__Requirements__. Copy out all lines in the data below containing the string "using".

__Recorded data__.
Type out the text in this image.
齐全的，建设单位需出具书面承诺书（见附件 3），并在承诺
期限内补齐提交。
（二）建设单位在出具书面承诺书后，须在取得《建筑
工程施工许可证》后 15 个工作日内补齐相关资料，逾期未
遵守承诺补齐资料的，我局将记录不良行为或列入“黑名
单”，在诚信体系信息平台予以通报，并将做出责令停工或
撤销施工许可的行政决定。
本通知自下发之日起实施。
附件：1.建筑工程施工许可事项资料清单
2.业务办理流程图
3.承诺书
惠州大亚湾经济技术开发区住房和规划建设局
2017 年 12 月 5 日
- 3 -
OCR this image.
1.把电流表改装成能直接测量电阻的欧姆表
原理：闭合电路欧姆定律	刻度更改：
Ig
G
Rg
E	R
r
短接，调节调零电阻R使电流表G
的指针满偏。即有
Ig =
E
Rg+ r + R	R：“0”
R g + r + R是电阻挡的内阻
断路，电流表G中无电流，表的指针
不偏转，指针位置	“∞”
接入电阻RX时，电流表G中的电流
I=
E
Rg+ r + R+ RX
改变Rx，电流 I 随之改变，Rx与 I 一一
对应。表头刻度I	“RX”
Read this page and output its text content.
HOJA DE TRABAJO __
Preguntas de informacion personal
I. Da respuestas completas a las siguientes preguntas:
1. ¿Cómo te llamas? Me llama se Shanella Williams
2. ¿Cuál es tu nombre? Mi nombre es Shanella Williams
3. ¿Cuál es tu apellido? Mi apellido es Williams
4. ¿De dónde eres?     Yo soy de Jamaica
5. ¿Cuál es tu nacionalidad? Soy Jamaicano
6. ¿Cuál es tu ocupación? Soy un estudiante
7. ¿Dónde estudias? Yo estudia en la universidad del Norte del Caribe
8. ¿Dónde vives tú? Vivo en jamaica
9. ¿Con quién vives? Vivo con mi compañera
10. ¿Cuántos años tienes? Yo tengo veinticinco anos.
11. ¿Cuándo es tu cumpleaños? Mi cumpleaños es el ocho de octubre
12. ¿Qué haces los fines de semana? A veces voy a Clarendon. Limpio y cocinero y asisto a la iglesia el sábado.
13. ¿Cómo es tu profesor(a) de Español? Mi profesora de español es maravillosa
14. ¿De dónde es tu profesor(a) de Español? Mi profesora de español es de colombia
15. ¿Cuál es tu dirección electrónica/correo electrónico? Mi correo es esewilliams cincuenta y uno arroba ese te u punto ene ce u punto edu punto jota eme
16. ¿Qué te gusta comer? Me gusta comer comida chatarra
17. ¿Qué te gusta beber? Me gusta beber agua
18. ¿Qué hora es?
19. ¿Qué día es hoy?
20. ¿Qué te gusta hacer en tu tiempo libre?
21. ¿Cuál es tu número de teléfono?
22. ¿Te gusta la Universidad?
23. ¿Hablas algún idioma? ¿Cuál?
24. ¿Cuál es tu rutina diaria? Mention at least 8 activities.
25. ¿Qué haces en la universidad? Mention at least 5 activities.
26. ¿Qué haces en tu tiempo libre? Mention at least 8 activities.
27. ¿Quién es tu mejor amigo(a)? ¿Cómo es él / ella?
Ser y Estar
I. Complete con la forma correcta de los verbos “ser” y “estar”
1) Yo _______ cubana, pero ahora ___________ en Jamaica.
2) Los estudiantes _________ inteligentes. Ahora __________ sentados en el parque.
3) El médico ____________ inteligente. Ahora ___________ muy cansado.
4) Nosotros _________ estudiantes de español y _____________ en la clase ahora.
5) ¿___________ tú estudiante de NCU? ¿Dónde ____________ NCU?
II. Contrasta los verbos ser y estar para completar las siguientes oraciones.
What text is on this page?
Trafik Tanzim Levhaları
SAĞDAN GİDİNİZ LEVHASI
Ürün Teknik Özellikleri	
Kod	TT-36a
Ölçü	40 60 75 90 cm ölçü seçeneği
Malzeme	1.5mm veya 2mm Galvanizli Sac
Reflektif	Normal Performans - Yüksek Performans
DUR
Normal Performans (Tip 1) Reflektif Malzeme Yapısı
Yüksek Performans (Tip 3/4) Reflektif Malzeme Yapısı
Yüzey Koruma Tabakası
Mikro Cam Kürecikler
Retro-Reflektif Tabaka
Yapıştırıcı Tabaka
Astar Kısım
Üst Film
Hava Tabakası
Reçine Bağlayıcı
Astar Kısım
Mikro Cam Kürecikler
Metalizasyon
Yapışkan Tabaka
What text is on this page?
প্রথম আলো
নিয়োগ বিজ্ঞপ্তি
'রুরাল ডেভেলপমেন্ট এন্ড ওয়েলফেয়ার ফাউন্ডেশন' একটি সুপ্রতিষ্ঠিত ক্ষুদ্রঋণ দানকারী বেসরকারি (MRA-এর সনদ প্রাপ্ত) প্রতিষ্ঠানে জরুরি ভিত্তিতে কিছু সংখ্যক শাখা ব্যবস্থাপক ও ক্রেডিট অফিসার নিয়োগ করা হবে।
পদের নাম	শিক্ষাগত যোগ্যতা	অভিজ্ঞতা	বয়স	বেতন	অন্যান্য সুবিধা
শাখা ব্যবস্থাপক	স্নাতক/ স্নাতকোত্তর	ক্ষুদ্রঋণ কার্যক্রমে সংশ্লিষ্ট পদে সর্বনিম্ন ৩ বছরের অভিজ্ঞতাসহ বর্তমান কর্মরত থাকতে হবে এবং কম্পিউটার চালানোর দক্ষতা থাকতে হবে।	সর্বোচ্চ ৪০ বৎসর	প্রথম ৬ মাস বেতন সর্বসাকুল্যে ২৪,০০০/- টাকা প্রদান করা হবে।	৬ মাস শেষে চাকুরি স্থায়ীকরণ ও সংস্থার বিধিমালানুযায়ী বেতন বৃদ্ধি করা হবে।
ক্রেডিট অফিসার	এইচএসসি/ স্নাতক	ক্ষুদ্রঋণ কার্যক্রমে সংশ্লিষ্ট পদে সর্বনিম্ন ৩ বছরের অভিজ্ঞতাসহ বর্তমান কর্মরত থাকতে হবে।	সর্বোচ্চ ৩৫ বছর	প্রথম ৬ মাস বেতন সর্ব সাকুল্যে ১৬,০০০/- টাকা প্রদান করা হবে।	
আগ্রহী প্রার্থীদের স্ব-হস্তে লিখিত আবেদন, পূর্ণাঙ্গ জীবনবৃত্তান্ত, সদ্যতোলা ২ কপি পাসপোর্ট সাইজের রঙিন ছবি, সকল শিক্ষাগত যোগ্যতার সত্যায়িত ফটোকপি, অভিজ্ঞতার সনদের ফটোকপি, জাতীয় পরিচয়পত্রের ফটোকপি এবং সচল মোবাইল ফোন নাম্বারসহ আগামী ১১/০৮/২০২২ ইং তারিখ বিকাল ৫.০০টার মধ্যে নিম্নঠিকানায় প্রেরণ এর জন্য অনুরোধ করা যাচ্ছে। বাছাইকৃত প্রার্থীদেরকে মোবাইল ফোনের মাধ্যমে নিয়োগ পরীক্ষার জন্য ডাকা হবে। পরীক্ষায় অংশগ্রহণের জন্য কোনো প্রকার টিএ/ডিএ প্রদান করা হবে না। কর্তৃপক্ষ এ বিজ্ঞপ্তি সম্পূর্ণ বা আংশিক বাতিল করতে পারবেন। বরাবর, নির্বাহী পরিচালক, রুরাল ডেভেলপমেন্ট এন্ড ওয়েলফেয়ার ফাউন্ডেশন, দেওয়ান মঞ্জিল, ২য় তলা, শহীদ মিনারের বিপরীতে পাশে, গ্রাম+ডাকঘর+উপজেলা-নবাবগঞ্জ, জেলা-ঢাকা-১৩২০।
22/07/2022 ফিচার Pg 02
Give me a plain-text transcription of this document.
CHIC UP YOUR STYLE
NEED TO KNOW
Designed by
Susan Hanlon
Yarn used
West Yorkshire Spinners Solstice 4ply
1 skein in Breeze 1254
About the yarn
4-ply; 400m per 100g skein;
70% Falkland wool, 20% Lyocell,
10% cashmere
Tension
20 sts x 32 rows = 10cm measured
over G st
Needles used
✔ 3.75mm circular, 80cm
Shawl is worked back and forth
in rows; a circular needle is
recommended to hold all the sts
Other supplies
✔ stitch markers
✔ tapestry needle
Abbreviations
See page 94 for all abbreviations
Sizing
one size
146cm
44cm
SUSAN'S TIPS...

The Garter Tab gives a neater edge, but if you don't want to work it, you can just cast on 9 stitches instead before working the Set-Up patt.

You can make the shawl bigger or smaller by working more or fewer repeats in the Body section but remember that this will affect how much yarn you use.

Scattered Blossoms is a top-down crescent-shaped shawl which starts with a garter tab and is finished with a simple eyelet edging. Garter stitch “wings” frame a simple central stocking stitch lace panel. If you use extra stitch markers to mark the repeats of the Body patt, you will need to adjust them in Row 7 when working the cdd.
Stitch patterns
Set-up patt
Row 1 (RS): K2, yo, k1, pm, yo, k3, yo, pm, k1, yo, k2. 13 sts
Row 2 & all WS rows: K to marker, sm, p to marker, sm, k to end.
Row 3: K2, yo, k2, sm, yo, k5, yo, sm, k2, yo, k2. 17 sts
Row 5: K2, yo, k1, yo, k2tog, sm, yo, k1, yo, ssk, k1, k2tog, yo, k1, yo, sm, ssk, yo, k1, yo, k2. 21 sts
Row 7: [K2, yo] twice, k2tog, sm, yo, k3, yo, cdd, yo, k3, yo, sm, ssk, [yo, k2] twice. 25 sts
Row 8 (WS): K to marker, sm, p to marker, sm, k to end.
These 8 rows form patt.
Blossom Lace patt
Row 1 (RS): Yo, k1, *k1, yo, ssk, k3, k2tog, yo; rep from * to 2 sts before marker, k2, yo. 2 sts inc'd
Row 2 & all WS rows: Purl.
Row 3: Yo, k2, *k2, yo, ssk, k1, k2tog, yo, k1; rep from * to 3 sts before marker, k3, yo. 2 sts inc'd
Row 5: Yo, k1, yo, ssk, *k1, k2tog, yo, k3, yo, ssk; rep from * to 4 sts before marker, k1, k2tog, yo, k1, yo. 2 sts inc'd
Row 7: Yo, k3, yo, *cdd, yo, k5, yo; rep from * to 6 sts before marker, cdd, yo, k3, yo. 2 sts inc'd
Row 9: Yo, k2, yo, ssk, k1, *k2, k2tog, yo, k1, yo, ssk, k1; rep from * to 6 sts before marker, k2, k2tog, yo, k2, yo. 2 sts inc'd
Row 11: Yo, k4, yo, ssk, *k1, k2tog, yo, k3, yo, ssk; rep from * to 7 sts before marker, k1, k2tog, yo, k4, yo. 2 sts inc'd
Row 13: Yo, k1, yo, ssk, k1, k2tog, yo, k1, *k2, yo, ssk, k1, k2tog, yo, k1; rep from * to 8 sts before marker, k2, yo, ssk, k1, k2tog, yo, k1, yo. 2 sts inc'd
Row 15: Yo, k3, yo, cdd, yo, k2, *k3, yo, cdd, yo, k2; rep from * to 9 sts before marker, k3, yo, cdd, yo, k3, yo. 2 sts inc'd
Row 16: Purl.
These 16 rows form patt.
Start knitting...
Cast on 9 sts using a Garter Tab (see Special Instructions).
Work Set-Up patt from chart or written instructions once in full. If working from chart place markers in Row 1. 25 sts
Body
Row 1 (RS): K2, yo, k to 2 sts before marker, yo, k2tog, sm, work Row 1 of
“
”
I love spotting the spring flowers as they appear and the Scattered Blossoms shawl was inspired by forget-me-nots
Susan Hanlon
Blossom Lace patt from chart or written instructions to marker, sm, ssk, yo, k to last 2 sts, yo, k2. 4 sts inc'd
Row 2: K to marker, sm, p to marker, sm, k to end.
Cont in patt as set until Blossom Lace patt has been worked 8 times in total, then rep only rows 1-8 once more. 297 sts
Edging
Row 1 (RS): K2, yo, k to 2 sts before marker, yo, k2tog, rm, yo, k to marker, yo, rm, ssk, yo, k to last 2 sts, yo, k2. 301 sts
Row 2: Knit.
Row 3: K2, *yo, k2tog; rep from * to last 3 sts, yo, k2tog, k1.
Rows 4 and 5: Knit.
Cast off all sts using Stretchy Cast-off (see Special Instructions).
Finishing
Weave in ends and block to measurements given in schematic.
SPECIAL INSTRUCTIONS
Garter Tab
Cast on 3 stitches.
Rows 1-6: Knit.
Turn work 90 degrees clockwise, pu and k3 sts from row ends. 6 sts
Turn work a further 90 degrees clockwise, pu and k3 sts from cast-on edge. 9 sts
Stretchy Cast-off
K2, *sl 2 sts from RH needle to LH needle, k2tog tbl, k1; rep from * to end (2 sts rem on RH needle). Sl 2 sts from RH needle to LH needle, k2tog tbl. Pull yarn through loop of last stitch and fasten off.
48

__Response for this exercise__.
Cast on 9 sts using a Garter Tab (see Special Instructions).
Cast off all sts using Stretchy Cast-off (see Special Instructions).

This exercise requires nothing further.